◆ **Short exercise**
Output the data below in full, character for character.

— begin Data for processing —

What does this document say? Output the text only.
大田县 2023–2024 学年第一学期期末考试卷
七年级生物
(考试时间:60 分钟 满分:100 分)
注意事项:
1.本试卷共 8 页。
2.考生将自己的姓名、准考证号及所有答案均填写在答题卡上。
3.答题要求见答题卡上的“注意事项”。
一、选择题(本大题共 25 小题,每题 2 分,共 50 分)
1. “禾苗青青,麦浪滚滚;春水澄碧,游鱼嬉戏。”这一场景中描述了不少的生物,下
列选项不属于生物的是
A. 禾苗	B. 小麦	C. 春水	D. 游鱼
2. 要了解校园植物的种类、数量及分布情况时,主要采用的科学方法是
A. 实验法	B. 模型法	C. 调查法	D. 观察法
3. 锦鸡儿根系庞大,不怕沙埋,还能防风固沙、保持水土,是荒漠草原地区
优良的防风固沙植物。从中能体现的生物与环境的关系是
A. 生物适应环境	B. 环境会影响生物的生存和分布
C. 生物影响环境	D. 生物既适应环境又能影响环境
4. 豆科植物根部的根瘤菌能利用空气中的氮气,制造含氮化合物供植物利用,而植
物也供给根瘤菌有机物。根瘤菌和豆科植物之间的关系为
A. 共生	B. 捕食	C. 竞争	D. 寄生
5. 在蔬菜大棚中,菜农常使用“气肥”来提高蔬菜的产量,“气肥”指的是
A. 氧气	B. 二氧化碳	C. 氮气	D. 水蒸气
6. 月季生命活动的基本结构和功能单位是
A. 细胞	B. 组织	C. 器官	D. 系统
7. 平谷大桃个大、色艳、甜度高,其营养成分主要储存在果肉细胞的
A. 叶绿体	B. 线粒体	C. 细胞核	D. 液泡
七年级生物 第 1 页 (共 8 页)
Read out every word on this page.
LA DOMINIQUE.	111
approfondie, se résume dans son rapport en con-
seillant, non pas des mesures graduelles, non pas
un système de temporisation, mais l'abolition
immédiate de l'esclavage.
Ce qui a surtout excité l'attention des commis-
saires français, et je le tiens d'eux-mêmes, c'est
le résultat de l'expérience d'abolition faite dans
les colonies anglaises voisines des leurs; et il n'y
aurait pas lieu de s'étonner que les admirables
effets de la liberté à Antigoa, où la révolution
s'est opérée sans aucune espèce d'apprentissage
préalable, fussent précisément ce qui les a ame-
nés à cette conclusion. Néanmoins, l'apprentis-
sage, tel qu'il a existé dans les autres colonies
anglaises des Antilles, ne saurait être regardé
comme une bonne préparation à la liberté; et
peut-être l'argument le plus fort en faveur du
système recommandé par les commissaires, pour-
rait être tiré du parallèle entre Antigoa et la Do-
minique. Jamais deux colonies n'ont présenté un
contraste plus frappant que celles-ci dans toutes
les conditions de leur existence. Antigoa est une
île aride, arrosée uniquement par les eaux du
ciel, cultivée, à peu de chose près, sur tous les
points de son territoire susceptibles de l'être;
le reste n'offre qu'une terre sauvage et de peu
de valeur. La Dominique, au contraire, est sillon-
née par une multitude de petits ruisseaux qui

— end Data for processing —

◆ **Answer**
What does this document say? Output the text only.
大田县 2023–2024 学年第一学期期末考试卷
七年级生物
(考试时间:60 分钟 满分:100 分)
注意事项:
1.本试卷共 8 页。
2.考生将自己的姓名、准考证号及所有答案均填写在答题卡上。
3.答题要求见答题卡上的“注意事项”。
一、选择题(本大题共 25 小题,每题 2 分,共 50 分)
1. “禾苗青青,麦浪滚滚;春水澄碧,游鱼嬉戏。”这一场景中描述了不少的生物,下
列选项不属于生物的是
A. 禾苗	B. 小麦	C. 春水	D. 游鱼
2. 要了解校园植物的种类、数量及分布情况时,主要采用的科学方法是
A. 实验法	B. 模型法	C. 调查法	D. 观察法
3. 锦鸡儿根系庞大,不怕沙埋,还能防风固沙、保持水土,是荒漠草原地区
优良的防风固沙植物。从中能体现的生物与环境的关系是
A. 生物适应环境	B. 环境会影响生物的生存和分布
C. 生物影响环境	D. 生物既适应环境又能影响环境
4. 豆科植物根部的根瘤菌能利用空气中的氮气,制造含氮化合物供植物利用,而植
物也供给根瘤菌有机物。根瘤菌和豆科植物之间的关系为
A. 共生	B. 捕食	C. 竞争	D. 寄生
5. 在蔬菜大棚中,菜农常使用“气肥”来提高蔬菜的产量,“气肥”指的是
A. 氧气	B. 二氧化碳	C. 氮气	D. 水蒸气
6. 月季生命活动的基本结构和功能单位是
A. 细胞	B. 组织	C. 器官	D. 系统
7. 平谷大桃个大、色艳、甜度高,其营养成分主要储存在果肉细胞的
A. 叶绿体	B. 线粒体	C. 细胞核	D. 液泡
七年级生物 第 1 页 (共 8 页)
Read out every word on this page.
LA DOMINIQUE.	111
approfondie, se résume dans son rapport en con-
seillant, non pas des mesures graduelles, non pas
un système de temporisation, mais l'abolition
immédiate de l'esclavage.
Ce qui a surtout excité l'attention des commis-
saires français, et je le tiens d'eux-mêmes, c'est
le résultat de l'expérience d'abolition faite dans
les colonies anglaises voisines des leurs; et il n'y
aurait pas lieu de s'étonner que les admirables
effets de la liberté à Antigoa, où la révolution
s'est opérée sans aucune espèce d'apprentissage
préalable, fussent précisément ce qui les a ame-
nés à cette conclusion. Néanmoins, l'apprentis-
sage, tel qu'il a existé dans les autres colonies
anglaises des Antilles, ne saurait être regardé
comme une bonne préparation à la liberté; et
peut-être l'argument le plus fort en faveur du
système recommandé par les commissaires, pour-
rait être tiré du parallèle entre Antigoa et la Do-
minique. Jamais deux colonies n'ont présenté un
contraste plus frappant que celles-ci dans toutes
les conditions de leur existence. Antigoa est une
île aride, arrosée uniquement par les eaux du
ciel, cultivée, à peu de chose près, sur tous les
points de son territoire susceptibles de l'être;
le reste n'offre qu'une terre sauvage et de peu
de valeur. La Dominique, au contraire, est sillon-
née par une multitude de petits ruisseaux qui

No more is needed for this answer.